▶ Aim
Search the listing below for the string "капитального" and show each line that contains it.

.....

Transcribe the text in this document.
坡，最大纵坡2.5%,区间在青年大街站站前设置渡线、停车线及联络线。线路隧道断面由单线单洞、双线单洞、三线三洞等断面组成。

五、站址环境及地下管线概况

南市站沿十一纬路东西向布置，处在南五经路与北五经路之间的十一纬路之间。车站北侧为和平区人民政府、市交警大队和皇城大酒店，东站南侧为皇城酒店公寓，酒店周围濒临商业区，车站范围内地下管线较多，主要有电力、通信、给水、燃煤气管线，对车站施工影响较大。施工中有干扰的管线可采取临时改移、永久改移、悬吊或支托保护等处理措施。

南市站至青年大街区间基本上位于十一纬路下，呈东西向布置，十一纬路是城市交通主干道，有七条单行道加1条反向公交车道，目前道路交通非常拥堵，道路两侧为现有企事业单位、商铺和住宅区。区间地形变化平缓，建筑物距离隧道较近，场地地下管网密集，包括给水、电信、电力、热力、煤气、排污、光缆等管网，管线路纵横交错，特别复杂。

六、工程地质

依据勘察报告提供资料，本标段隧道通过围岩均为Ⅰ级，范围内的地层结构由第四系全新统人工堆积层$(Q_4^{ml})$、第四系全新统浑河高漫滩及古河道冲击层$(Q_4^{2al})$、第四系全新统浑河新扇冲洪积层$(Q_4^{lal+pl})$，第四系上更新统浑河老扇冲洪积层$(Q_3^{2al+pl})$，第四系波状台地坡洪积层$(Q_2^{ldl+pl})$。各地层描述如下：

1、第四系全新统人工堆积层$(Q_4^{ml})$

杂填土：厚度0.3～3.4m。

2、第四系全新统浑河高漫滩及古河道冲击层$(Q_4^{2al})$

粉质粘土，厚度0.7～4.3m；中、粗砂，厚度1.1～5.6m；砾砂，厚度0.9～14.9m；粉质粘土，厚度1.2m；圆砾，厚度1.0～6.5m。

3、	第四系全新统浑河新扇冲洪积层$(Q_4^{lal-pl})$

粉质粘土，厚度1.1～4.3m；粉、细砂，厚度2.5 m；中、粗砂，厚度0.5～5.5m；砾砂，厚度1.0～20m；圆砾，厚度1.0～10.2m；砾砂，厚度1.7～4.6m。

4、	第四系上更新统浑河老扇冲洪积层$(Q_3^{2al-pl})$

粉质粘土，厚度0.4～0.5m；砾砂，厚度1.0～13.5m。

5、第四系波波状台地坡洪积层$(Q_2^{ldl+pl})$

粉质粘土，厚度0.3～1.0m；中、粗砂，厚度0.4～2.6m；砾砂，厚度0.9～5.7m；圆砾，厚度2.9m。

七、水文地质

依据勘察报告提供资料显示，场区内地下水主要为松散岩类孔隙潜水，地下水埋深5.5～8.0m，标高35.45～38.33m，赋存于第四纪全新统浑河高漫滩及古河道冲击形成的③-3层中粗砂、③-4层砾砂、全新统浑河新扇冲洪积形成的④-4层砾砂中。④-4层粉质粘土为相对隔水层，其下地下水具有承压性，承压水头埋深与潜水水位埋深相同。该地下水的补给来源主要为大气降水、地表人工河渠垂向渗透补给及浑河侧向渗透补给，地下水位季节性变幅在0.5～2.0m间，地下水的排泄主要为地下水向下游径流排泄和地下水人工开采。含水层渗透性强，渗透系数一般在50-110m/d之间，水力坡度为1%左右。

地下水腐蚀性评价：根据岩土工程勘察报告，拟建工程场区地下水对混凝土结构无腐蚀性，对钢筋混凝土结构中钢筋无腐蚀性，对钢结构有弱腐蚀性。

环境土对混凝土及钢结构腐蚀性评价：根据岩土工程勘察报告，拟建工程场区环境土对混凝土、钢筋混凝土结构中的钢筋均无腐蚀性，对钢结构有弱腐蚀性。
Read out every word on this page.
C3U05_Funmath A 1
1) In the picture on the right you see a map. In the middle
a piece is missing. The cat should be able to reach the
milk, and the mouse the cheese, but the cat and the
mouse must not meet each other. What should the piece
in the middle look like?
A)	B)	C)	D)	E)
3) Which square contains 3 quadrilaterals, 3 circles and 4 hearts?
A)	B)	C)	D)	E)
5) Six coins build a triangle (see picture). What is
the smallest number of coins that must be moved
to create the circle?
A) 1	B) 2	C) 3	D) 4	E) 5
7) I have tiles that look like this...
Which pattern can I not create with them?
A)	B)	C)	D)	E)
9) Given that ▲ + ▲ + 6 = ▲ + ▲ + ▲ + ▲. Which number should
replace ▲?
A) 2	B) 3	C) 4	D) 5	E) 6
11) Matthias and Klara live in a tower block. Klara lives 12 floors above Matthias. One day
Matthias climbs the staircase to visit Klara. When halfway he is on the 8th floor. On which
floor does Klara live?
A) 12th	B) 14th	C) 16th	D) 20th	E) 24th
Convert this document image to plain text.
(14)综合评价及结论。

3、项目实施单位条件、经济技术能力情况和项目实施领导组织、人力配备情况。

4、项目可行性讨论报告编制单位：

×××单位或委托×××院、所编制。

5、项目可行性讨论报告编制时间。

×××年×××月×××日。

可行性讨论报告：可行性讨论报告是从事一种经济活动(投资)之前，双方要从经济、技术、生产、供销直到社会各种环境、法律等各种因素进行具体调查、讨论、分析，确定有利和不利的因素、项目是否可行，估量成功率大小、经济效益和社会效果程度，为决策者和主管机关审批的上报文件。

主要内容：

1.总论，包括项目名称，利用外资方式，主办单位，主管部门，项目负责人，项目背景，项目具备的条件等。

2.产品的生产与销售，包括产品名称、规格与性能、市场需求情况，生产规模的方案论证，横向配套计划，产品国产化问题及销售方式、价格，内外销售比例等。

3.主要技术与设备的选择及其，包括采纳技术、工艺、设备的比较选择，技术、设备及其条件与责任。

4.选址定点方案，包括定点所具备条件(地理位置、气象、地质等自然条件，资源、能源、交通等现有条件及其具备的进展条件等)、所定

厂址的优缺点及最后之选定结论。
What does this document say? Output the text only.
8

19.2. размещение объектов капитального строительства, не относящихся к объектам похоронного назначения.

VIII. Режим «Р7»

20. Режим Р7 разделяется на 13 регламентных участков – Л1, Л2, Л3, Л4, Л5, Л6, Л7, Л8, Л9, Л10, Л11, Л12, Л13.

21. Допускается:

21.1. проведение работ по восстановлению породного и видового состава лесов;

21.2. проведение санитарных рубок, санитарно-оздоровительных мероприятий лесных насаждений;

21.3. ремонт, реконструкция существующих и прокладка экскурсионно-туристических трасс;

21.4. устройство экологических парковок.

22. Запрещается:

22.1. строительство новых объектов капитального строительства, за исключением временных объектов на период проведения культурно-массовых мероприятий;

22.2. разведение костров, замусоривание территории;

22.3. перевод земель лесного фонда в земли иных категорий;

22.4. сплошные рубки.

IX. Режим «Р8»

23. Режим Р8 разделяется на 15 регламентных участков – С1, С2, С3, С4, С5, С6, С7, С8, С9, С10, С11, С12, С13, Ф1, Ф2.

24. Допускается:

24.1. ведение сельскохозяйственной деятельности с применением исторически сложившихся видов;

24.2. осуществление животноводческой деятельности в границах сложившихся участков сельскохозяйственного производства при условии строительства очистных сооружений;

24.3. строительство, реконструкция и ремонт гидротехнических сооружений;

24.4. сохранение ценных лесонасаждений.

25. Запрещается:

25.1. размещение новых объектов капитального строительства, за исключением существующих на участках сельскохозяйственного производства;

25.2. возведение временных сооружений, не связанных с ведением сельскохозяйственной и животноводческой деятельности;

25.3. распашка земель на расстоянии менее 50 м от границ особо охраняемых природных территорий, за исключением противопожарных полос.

.....

▶ Right answer
19.2. размещение объектов капитального строительства, не относящихся к объектам похоронного назначения.
22.1. строительство новых объектов капитального строительства, за исключением временных объектов на период проведения культурно-массовых мероприятий;
25.1. размещение новых объектов капитального строительства, за исключением существующих на участках сельскохозяйственного производства;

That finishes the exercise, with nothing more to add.